— REQUIREMENT —
Count the lines in the data below where the string "content" occurs, please, and give the number alone.

Dataset items:
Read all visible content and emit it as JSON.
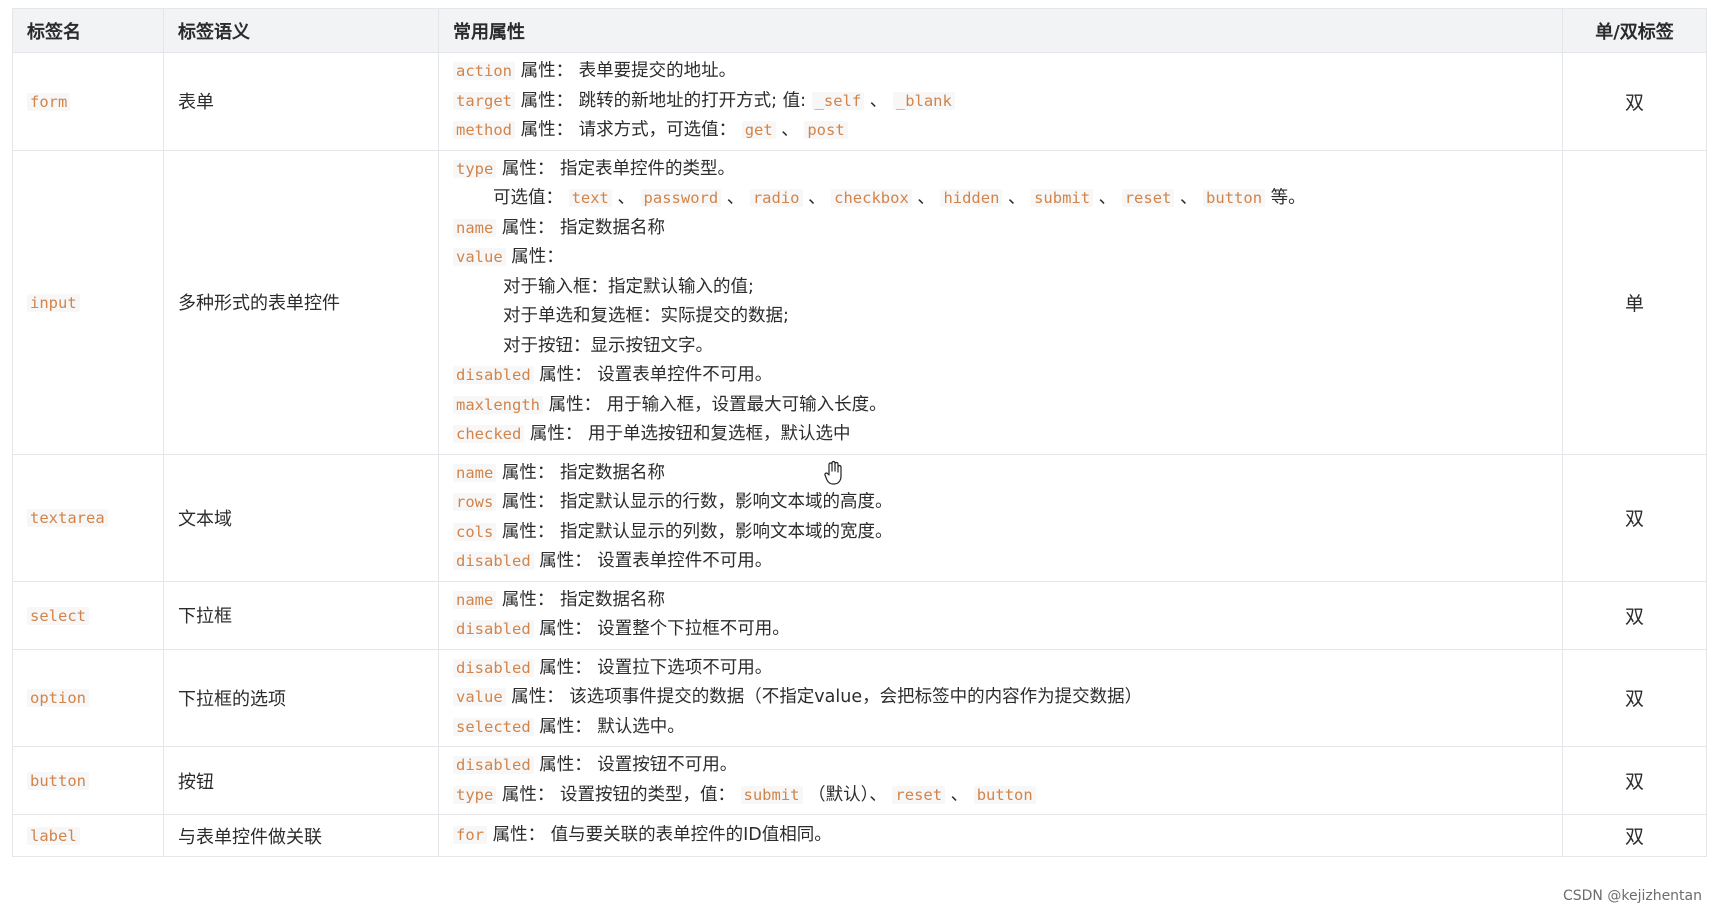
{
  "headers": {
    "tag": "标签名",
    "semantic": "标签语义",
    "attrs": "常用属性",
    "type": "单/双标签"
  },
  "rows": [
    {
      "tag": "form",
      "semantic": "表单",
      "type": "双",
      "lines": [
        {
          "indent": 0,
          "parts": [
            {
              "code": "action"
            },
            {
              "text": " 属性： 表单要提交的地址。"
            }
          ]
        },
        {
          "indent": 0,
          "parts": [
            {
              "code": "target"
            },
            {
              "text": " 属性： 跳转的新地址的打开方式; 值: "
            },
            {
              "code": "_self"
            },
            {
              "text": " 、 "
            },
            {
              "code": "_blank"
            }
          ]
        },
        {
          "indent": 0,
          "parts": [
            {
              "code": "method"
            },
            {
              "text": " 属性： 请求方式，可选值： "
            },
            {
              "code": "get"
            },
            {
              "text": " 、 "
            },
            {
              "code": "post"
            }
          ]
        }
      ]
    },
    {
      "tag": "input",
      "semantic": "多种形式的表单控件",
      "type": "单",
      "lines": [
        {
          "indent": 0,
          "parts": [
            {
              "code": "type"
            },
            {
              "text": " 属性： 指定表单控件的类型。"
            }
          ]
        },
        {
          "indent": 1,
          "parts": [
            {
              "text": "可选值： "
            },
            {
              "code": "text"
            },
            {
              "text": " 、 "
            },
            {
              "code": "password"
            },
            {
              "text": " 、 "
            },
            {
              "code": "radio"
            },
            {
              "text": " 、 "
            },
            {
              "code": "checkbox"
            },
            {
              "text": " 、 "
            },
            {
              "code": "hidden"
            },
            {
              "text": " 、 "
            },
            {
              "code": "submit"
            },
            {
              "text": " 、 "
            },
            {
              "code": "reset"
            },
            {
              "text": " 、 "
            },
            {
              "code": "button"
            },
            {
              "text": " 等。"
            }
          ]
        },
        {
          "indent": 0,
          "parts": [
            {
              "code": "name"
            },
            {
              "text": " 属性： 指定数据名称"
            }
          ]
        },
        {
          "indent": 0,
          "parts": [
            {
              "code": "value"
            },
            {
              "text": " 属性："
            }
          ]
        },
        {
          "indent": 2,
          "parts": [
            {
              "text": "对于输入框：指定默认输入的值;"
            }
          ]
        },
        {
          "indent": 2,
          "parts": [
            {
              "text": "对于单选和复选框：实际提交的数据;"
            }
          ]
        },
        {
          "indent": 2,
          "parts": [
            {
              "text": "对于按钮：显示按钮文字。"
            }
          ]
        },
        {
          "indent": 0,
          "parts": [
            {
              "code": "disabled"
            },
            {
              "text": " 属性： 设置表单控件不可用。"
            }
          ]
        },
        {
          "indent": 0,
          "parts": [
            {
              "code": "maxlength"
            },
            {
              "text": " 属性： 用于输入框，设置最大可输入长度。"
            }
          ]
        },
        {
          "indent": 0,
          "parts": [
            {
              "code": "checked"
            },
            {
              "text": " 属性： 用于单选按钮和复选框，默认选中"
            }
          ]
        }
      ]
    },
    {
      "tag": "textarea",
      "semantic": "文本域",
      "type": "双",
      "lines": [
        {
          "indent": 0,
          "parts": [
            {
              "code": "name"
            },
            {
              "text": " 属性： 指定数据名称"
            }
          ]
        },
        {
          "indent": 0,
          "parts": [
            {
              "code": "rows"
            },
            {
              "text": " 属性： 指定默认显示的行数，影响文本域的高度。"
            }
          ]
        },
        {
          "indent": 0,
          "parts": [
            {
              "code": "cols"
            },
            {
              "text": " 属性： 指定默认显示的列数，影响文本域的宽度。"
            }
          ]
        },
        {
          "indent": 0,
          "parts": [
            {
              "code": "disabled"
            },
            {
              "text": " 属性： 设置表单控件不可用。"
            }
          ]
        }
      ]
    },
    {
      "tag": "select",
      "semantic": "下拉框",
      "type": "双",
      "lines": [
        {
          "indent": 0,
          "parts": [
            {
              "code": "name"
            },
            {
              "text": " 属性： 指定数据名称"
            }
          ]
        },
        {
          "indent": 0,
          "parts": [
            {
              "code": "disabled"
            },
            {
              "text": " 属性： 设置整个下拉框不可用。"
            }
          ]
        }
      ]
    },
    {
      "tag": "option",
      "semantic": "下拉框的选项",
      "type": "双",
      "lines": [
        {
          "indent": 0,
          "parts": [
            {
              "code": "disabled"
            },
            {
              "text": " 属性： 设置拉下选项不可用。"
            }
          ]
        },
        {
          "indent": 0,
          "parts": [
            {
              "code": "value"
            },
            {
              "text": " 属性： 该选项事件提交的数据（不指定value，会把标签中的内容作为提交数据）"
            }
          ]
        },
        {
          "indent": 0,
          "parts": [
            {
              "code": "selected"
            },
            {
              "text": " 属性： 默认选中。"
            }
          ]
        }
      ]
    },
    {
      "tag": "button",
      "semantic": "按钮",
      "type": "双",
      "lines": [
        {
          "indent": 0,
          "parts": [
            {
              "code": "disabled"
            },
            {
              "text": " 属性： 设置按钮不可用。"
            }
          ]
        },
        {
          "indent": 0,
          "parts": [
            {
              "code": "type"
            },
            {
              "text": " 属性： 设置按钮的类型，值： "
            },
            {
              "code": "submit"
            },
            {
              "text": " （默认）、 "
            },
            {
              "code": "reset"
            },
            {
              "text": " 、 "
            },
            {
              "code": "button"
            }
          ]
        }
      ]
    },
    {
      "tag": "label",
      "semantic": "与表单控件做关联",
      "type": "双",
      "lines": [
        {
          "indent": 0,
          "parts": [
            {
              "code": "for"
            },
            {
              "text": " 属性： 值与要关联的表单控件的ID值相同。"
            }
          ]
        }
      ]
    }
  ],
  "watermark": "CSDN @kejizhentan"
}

==

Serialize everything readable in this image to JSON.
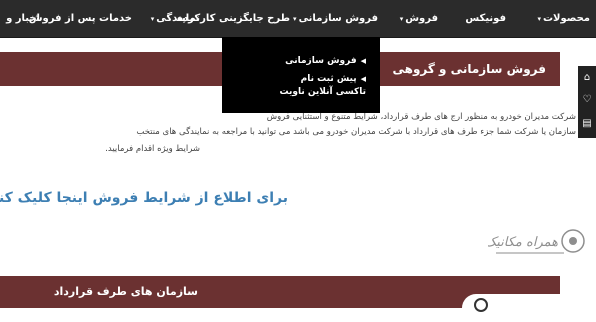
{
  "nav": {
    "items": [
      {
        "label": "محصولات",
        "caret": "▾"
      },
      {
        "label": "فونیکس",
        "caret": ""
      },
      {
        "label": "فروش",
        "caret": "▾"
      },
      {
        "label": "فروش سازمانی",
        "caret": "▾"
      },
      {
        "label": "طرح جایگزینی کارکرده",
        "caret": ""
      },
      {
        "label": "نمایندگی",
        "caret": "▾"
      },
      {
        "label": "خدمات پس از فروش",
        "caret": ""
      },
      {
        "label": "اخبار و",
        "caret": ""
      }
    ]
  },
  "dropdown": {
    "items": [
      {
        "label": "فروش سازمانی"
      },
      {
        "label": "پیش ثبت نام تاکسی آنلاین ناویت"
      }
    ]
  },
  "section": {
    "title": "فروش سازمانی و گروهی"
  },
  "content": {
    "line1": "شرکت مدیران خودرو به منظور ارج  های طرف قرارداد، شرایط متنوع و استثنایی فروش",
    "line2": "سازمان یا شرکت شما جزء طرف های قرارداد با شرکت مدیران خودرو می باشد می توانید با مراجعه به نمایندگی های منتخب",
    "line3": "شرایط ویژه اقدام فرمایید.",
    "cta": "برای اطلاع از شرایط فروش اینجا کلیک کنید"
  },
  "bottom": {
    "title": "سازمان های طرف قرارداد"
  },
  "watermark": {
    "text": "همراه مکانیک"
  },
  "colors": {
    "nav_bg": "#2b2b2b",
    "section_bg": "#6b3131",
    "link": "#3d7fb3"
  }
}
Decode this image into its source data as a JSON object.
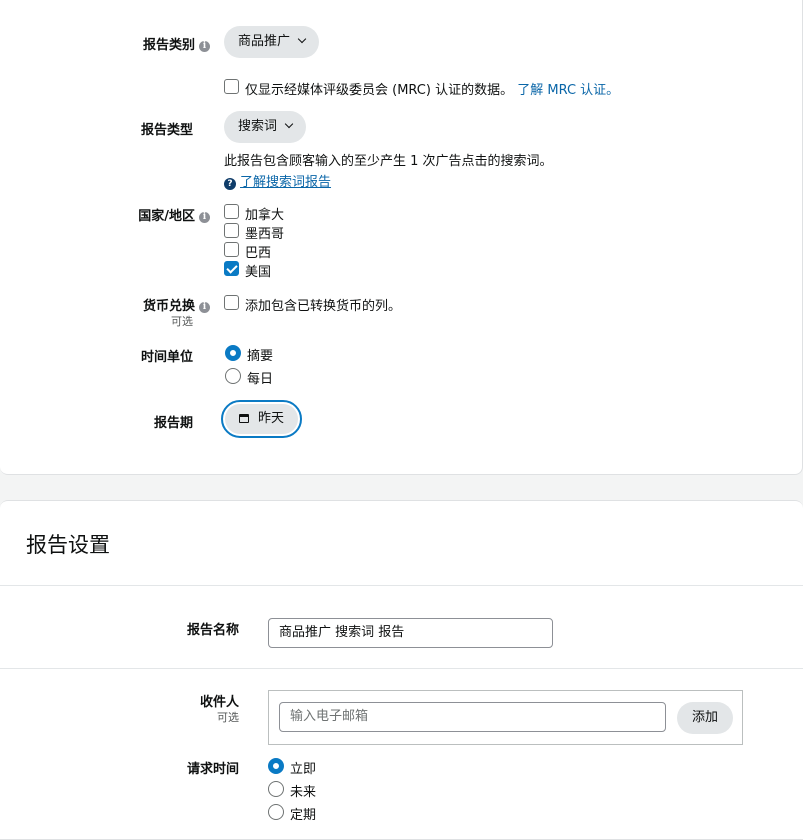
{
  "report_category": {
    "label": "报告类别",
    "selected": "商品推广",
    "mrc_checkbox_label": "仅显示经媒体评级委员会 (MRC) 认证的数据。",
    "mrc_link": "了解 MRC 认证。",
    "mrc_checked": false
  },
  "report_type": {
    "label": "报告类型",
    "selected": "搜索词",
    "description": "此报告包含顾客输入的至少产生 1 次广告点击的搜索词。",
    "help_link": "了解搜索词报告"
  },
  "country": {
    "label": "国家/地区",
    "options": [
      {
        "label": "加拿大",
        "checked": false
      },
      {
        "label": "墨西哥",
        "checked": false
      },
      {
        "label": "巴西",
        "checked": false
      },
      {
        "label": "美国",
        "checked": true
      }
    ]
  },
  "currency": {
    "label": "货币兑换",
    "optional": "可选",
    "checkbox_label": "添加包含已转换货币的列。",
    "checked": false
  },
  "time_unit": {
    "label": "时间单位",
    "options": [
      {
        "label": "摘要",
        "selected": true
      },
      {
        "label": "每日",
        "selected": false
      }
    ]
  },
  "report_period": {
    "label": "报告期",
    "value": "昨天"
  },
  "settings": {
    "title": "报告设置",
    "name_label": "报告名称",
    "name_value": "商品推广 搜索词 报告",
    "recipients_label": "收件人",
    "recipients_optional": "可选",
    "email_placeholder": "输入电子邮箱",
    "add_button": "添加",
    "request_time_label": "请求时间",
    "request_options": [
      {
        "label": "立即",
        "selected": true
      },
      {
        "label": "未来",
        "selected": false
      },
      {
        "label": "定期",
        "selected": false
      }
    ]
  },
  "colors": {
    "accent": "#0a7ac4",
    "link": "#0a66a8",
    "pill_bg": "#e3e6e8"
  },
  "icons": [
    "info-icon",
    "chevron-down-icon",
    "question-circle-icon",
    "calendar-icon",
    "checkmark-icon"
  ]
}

— EXPECTED ANSWER —
2